- EXCERPTED RECORDS
[start]

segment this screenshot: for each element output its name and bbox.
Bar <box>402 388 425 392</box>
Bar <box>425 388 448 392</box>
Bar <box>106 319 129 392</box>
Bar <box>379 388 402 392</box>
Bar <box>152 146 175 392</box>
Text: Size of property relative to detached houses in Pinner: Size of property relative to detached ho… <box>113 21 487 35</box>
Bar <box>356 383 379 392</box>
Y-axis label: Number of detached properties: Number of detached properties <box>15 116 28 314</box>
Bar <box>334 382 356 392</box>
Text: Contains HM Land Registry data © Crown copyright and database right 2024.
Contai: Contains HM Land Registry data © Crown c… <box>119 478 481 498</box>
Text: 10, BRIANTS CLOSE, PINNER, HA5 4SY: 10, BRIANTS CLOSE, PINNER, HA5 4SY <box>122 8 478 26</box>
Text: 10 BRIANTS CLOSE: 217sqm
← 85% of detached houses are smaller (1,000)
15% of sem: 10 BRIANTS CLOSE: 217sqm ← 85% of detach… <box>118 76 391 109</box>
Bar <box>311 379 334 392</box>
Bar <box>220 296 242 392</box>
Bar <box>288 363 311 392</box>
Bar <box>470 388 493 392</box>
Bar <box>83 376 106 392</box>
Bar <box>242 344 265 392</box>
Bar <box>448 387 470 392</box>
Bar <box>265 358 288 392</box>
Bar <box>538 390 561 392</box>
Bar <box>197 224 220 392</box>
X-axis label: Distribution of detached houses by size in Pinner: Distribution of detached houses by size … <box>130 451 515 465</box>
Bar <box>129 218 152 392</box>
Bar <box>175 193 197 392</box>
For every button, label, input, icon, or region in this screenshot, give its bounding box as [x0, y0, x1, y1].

[end]
[start]

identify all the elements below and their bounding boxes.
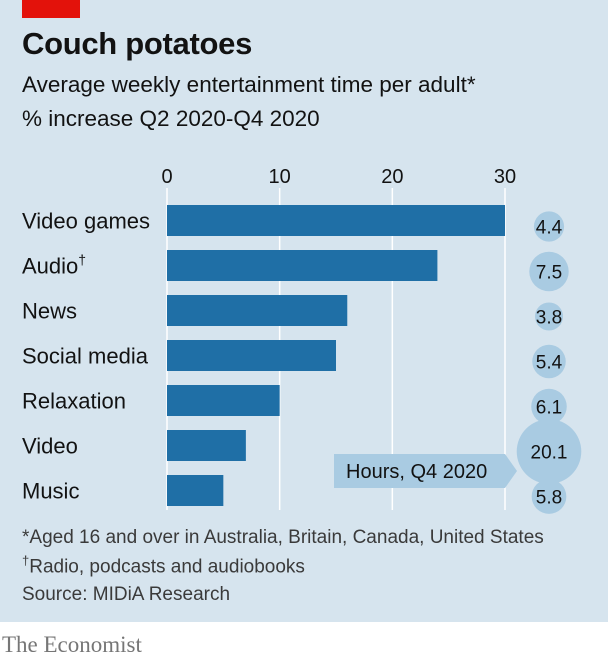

[end]
[start]

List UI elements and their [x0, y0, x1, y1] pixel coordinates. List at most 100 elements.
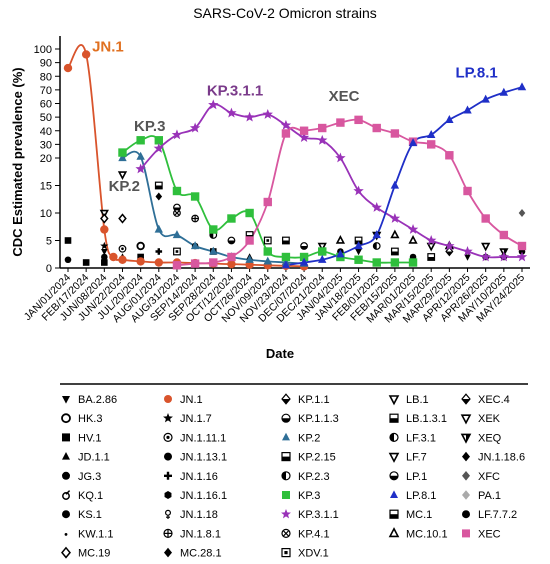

[end]

- WHAT YOU ARE ASKED TO DO
Rewrite the entries from the line containing "segment this screenshot: for" through the line containing "Bar <box>356 383 379 392</box>" as a numbered list, leaving out any blank lines.

- FINAL ANSWER
1. segment this screenshot: for each element output its name and bbox.
2. Bar <box>402 388 425 392</box>
3. Bar <box>425 388 448 392</box>
4. Bar <box>106 319 129 392</box>
5. Bar <box>379 388 402 392</box>
6. Bar <box>152 146 175 392</box>
7. Text: Size of property relative to detached houses in Pinner: Size of property relative to detached ho… <box>113 21 487 35</box>
8. Bar <box>356 383 379 392</box>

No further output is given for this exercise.